[AIM] Records follow. Pull out every line that contains "value".

—————

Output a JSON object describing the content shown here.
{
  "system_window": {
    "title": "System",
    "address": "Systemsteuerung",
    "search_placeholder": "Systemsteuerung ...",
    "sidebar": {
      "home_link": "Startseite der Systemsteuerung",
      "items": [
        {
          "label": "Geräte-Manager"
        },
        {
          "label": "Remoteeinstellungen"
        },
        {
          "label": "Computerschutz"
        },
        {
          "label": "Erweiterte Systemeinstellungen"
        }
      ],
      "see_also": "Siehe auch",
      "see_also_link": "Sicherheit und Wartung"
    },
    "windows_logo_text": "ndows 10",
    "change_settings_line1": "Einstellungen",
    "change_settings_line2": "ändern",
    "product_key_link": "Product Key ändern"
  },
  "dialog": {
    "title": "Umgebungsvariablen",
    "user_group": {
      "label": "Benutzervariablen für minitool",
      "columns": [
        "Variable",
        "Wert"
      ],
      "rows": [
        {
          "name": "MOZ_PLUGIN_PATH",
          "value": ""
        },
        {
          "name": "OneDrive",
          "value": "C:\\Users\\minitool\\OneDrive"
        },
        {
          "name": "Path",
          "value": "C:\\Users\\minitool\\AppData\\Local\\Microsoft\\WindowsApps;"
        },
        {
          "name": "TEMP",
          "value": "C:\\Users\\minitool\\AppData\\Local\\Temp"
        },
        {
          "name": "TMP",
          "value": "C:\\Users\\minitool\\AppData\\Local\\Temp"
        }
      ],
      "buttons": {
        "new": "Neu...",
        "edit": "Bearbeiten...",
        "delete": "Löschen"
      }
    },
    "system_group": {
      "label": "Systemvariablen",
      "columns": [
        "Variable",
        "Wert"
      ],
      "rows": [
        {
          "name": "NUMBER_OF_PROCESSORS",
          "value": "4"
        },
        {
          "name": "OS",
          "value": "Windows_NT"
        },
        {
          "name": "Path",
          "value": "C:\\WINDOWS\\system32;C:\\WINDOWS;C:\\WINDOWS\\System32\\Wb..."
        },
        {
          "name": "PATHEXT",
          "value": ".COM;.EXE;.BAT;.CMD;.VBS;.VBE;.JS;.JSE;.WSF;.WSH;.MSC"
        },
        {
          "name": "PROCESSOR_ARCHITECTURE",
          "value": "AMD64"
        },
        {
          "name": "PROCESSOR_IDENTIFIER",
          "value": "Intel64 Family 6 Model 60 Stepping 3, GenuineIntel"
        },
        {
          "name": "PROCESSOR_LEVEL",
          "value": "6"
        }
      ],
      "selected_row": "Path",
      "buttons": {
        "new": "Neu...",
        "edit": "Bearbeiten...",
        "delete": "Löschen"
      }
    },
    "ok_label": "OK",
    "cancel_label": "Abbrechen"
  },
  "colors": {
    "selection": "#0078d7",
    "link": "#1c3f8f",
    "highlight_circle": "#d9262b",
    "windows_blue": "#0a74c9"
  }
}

—————

[RESULT]
          "value": ""
          "value": "C:\\Users\\minitool\\OneDrive"
          "value": "C:\\Users\\minitool\\AppData\\Local\\Microsoft\\WindowsApps;"
          "value": "C:\\Users\\minitool\\AppData\\Local\\Temp"
          "value": "C:\\Users\\minitool\\AppData\\Local\\Temp"
          "value": "4"
          "value": "Windows_NT"
          "value": "C:\\WINDOWS\\system32;C:\\WINDOWS;C:\\WINDOWS\\System32\\Wb..."
          "value": ".COM;.EXE;.BAT;.CMD;.VBS;.VBE;.JS;.JSE;.WSF;.WSH;.MSC"
          "value": "AMD64"
          "value": "Intel64 Family 6 Model 60 Stepping 3, GenuineIntel"
          "value": "6"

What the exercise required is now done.